[Recorded data]
□ □ □

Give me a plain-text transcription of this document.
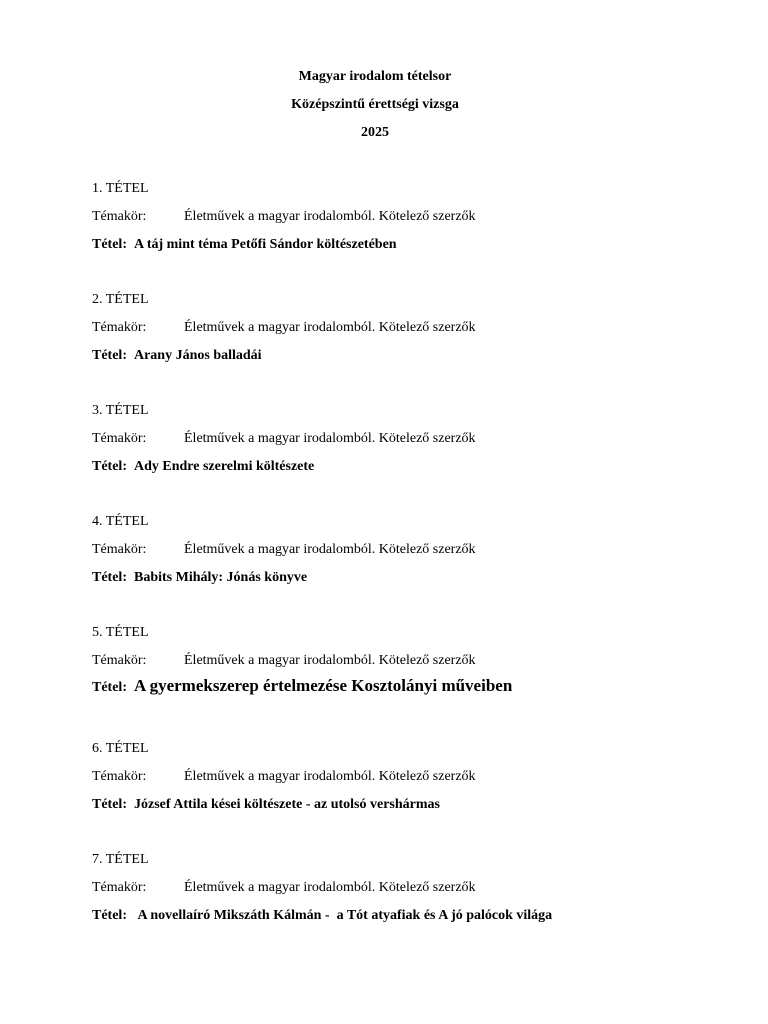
Magyar irodalom tételsor
Középszintű érettségi vizsga
2025
1. TÉTEL
Témakör:	Életművek a magyar irodalomból. Kötelező szerzők
Tétel: A táj mint téma Petőfi Sándor költészetében
2. TÉTEL
Témakör:	Életművek a magyar irodalomból. Kötelező szerzők
Tétel: Arany János balladái
3. TÉTEL
Témakör:	Életművek a magyar irodalomból. Kötelező szerzők
Tétel: Ady Endre szerelmi költészete
4. TÉTEL
Témakör:	Életművek a magyar irodalomból. Kötelező szerzők
Tétel: Babits Mihály: Jónás könyve
5. TÉTEL
Témakör:	Életművek a magyar irodalomból. Kötelező szerzők
Tétel: A gyermekszerep értelmezése Kosztolányi műveiben
6. TÉTEL
Témakör:	Életművek a magyar irodalomból. Kötelező szerzők
Tétel: József Attila kései költészete - az utolsó vershármas
7. TÉTEL
Témakör:	Életművek a magyar irodalomból. Kötelező szerzők
Tétel: A novellaíró Mikszáth Kálmán -  a Tót atyafiak és A jó palócok világa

□ □ □

§ What you have to do: Working from the lines above, reproduce the material exactly and exclude its pictures.

§ Answer to the exercise:
Give me a plain-text transcription of this document.
Magyar irodalom tételsor
Középszintű érettségi vizsga
2025
1. TÉTEL
Témakör:	Életművek a magyar irodalomból. Kötelező szerzők
Tétel: A táj mint téma Petőfi Sándor költészetében
2. TÉTEL
Témakör:	Életművek a magyar irodalomból. Kötelező szerzők
Tétel: Arany János balladái
3. TÉTEL
Témakör:	Életművek a magyar irodalomból. Kötelező szerzők
Tétel: Ady Endre szerelmi költészete
4. TÉTEL
Témakör:	Életművek a magyar irodalomból. Kötelező szerzők
Tétel: Babits Mihály: Jónás könyve
5. TÉTEL
Témakör:	Életművek a magyar irodalomból. Kötelező szerzők
Tétel: A gyermekszerep értelmezése Kosztolányi műveiben
6. TÉTEL
Témakör:	Életművek a magyar irodalomból. Kötelező szerzők
Tétel: József Attila kései költészete - az utolsó vershármas
7. TÉTEL
Témakör:	Életművek a magyar irodalomból. Kötelező szerzők
Tétel: A novellaíró Mikszáth Kálmán -  a Tót atyafiak és A jó palócok világa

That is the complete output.